((

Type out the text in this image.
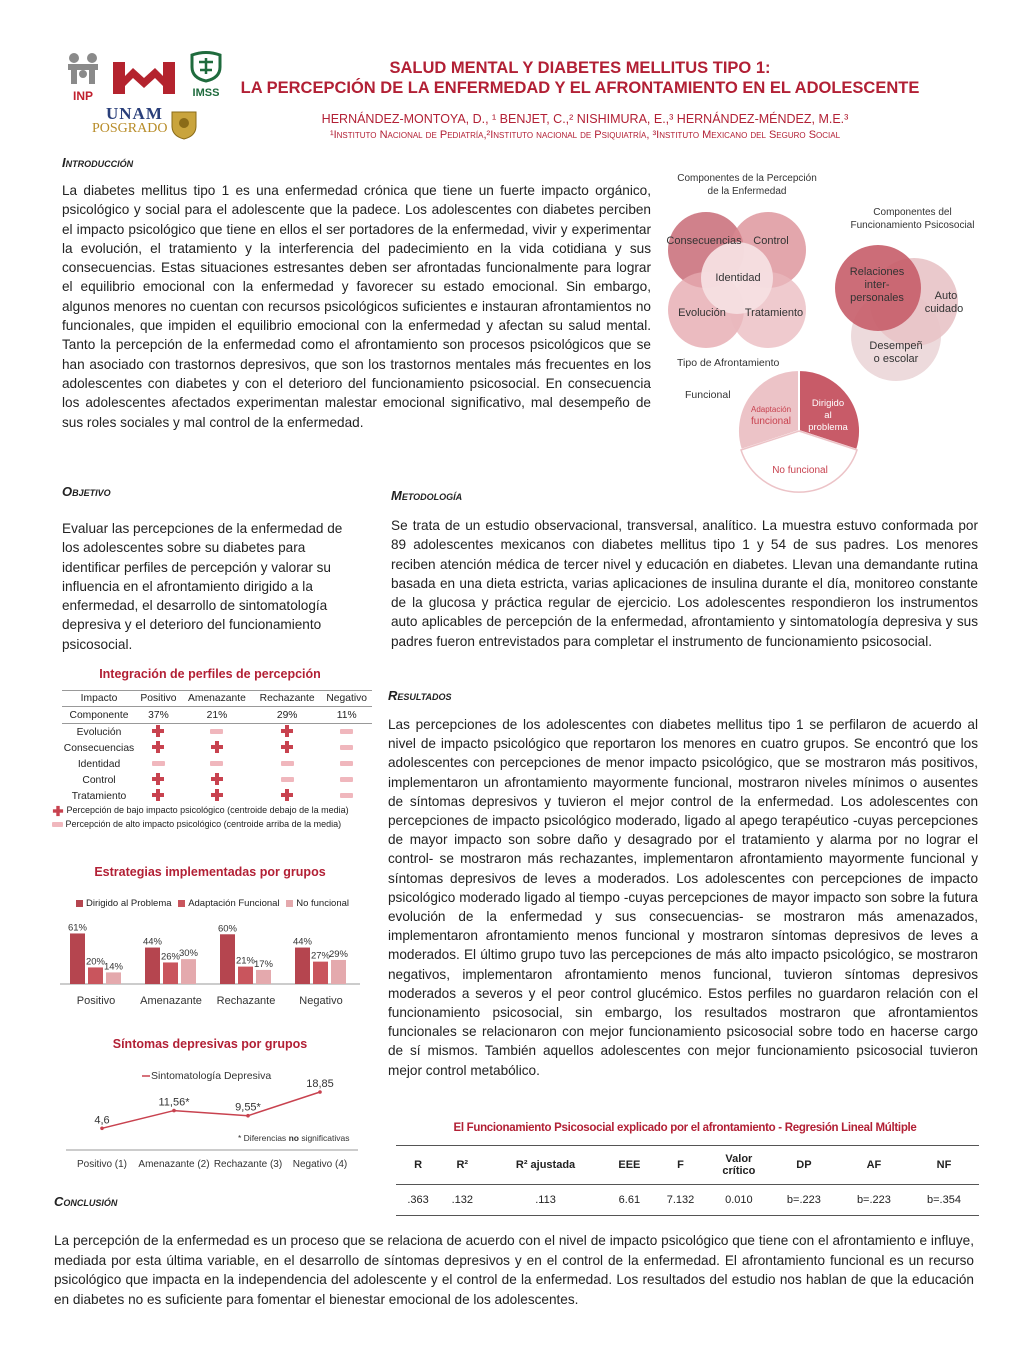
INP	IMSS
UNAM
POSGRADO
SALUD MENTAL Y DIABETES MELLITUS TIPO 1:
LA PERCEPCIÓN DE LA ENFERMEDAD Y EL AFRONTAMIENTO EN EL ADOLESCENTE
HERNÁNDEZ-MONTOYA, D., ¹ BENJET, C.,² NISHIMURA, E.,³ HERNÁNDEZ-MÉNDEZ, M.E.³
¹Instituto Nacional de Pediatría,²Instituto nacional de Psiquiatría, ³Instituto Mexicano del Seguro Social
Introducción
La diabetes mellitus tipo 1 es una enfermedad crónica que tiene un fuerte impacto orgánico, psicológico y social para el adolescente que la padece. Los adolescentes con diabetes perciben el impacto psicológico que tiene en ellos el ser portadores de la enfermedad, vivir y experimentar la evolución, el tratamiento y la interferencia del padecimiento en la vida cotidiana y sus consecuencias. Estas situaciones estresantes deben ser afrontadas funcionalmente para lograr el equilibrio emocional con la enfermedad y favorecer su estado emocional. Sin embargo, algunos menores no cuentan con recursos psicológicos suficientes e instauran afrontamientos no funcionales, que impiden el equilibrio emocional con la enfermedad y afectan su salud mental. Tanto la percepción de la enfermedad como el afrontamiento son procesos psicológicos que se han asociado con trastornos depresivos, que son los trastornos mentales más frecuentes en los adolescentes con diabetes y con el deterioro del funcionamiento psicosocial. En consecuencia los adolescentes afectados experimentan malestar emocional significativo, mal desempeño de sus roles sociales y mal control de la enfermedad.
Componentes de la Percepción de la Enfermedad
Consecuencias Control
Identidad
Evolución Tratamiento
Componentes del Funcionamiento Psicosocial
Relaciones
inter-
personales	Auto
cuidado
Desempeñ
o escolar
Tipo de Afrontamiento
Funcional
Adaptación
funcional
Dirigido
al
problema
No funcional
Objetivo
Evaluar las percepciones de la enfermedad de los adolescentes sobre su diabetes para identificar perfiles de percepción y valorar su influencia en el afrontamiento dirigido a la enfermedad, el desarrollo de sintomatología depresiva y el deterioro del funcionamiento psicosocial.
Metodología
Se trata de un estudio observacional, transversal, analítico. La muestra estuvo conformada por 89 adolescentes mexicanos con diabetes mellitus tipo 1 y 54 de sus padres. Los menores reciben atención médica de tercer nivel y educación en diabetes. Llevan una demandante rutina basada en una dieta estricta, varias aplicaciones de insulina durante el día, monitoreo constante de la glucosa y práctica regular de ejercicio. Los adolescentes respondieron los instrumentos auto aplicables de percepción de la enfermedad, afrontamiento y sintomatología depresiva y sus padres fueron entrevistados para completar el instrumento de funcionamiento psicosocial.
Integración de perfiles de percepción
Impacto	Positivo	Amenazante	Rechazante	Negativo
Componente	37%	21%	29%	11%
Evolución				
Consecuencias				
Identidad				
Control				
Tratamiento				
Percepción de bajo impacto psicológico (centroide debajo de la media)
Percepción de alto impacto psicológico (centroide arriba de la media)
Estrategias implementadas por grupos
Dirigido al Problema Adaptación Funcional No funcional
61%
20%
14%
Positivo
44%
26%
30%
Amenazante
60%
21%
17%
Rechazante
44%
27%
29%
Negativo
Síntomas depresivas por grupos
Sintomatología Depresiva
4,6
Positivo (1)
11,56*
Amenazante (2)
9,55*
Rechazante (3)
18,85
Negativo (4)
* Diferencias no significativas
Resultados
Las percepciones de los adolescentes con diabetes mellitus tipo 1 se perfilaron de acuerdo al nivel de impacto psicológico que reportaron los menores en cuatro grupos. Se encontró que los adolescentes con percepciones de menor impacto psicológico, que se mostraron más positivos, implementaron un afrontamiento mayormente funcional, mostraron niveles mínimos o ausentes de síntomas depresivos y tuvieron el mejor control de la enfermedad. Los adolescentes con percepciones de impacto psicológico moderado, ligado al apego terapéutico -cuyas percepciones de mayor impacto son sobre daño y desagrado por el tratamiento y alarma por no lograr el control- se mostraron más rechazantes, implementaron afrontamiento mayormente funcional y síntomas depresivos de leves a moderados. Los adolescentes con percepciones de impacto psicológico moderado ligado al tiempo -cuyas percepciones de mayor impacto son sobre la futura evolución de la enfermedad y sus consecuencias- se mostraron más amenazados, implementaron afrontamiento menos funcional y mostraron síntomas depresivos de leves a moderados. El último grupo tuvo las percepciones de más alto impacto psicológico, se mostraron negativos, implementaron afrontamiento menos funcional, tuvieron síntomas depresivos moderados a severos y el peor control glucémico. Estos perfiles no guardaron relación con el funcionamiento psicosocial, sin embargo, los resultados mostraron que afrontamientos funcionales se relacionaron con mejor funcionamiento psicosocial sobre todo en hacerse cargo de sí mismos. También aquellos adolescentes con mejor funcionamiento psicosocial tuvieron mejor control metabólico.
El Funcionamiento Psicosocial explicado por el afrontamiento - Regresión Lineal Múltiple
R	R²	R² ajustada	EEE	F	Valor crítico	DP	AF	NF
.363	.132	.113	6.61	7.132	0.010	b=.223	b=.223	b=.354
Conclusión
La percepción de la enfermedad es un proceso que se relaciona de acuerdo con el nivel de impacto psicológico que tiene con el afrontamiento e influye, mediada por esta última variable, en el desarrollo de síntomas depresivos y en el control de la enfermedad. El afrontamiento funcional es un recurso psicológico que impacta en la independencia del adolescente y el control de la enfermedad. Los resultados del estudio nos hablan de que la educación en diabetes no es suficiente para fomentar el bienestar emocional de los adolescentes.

))

EXERCISE DESCRIPTION:
Give every record again exactly, apart from the pictures, which stay out.

WRITTEN SOLUTION:
Type out the text in this image.
INP	IMSS
UNAM
POSGRADO
SALUD MENTAL Y DIABETES MELLITUS TIPO 1:
LA PERCEPCIÓN DE LA ENFERMEDAD Y EL AFRONTAMIENTO EN EL ADOLESCENTE
HERNÁNDEZ-MONTOYA, D., ¹ BENJET, C.,² NISHIMURA, E.,³ HERNÁNDEZ-MÉNDEZ, M.E.³
¹Instituto Nacional de Pediatría,²Instituto nacional de Psiquiatría, ³Instituto Mexicano del Seguro Social
Introducción
La diabetes mellitus tipo 1 es una enfermedad crónica que tiene un fuerte impacto orgánico, psicológico y social para el adolescente que la padece. Los adolescentes con diabetes perciben el impacto psicológico que tiene en ellos el ser portadores de la enfermedad, vivir y experimentar la evolución, el tratamiento y la interferencia del padecimiento en la vida cotidiana y sus consecuencias. Estas situaciones estresantes deben ser afrontadas funcionalmente para lograr el equilibrio emocional con la enfermedad y favorecer su estado emocional. Sin embargo, algunos menores no cuentan con recursos psicológicos suficientes e instauran afrontamientos no funcionales, que impiden el equilibrio emocional con la enfermedad y afectan su salud mental. Tanto la percepción de la enfermedad como el afrontamiento son procesos psicológicos que se han asociado con trastornos depresivos, que son los trastornos mentales más frecuentes en los adolescentes con diabetes y con el deterioro del funcionamiento psicosocial. En consecuencia los adolescentes afectados experimentan malestar emocional significativo, mal desempeño de sus roles sociales y mal control de la enfermedad.
Componentes de la Percepción de la Enfermedad
Consecuencias Control
Identidad
Evolución Tratamiento
Componentes del Funcionamiento Psicosocial
Relaciones
inter-
personales	Auto
cuidado
Desempeñ
o escolar
Tipo de Afrontamiento
Funcional
Adaptación
funcional
Dirigido
al
problema
No funcional
Objetivo
Evaluar las percepciones de la enfermedad de los adolescentes sobre su diabetes para identificar perfiles de percepción y valorar su influencia en el afrontamiento dirigido a la enfermedad, el desarrollo de sintomatología depresiva y el deterioro del funcionamiento psicosocial.
Metodología
Se trata de un estudio observacional, transversal, analítico. La muestra estuvo conformada por 89 adolescentes mexicanos con diabetes mellitus tipo 1 y 54 de sus padres. Los menores reciben atención médica de tercer nivel y educación en diabetes. Llevan una demandante rutina basada en una dieta estricta, varias aplicaciones de insulina durante el día, monitoreo constante de la glucosa y práctica regular de ejercicio. Los adolescentes respondieron los instrumentos auto aplicables de percepción de la enfermedad, afrontamiento y sintomatología depresiva y sus padres fueron entrevistados para completar el instrumento de funcionamiento psicosocial.
Integración de perfiles de percepción
Impacto	Positivo	Amenazante	Rechazante	Negativo
Componente	37%	21%	29%	11%
Evolución				
Consecuencias				
Identidad				
Control				
Tratamiento				
Percepción de bajo impacto psicológico (centroide debajo de la media)
Percepción de alto impacto psicológico (centroide arriba de la media)
Estrategias implementadas por grupos
Dirigido al Problema Adaptación Funcional No funcional
61%
20%
14%
Positivo
44%
26%
30%
Amenazante
60%
21%
17%
Rechazante
44%
27%
29%
Negativo
Síntomas depresivas por grupos
Sintomatología Depresiva
4,6
Positivo (1)
11,56*
Amenazante (2)
9,55*
Rechazante (3)
18,85
Negativo (4)
* Diferencias no significativas
Resultados
Las percepciones de los adolescentes con diabetes mellitus tipo 1 se perfilaron de acuerdo al nivel de impacto psicológico que reportaron los menores en cuatro grupos. Se encontró que los adolescentes con percepciones de menor impacto psicológico, que se mostraron más positivos, implementaron un afrontamiento mayormente funcional, mostraron niveles mínimos o ausentes de síntomas depresivos y tuvieron el mejor control de la enfermedad. Los adolescentes con percepciones de impacto psicológico moderado, ligado al apego terapéutico -cuyas percepciones de mayor impacto son sobre daño y desagrado por el tratamiento y alarma por no lograr el control- se mostraron más rechazantes, implementaron afrontamiento mayormente funcional y síntomas depresivos de leves a moderados. Los adolescentes con percepciones de impacto psicológico moderado ligado al tiempo -cuyas percepciones de mayor impacto son sobre la futura evolución de la enfermedad y sus consecuencias- se mostraron más amenazados, implementaron afrontamiento menos funcional y mostraron síntomas depresivos de leves a moderados. El último grupo tuvo las percepciones de más alto impacto psicológico, se mostraron negativos, implementaron afrontamiento menos funcional, tuvieron síntomas depresivos moderados a severos y el peor control glucémico. Estos perfiles no guardaron relación con el funcionamiento psicosocial, sin embargo, los resultados mostraron que afrontamientos funcionales se relacionaron con mejor funcionamiento psicosocial sobre todo en hacerse cargo de sí mismos. También aquellos adolescentes con mejor funcionamiento psicosocial tuvieron mejor control metabólico.
El Funcionamiento Psicosocial explicado por el afrontamiento - Regresión Lineal Múltiple
R	R²	R² ajustada	EEE	F	Valor crítico	DP	AF	NF
.363	.132	.113	6.61	7.132	0.010	b=.223	b=.223	b=.354
Conclusión
La percepción de la enfermedad es un proceso que se relaciona de acuerdo con el nivel de impacto psicológico que tiene con el afrontamiento e influye, mediada por esta última variable, en el desarrollo de síntomas depresivos y en el control de la enfermedad. El afrontamiento funcional es un recurso psicológico que impacta en la independencia del adolescente y el control de la enfermedad. Los resultados del estudio nos hablan de que la educación en diabetes no es suficiente para fomentar el bienestar emocional de los adolescentes.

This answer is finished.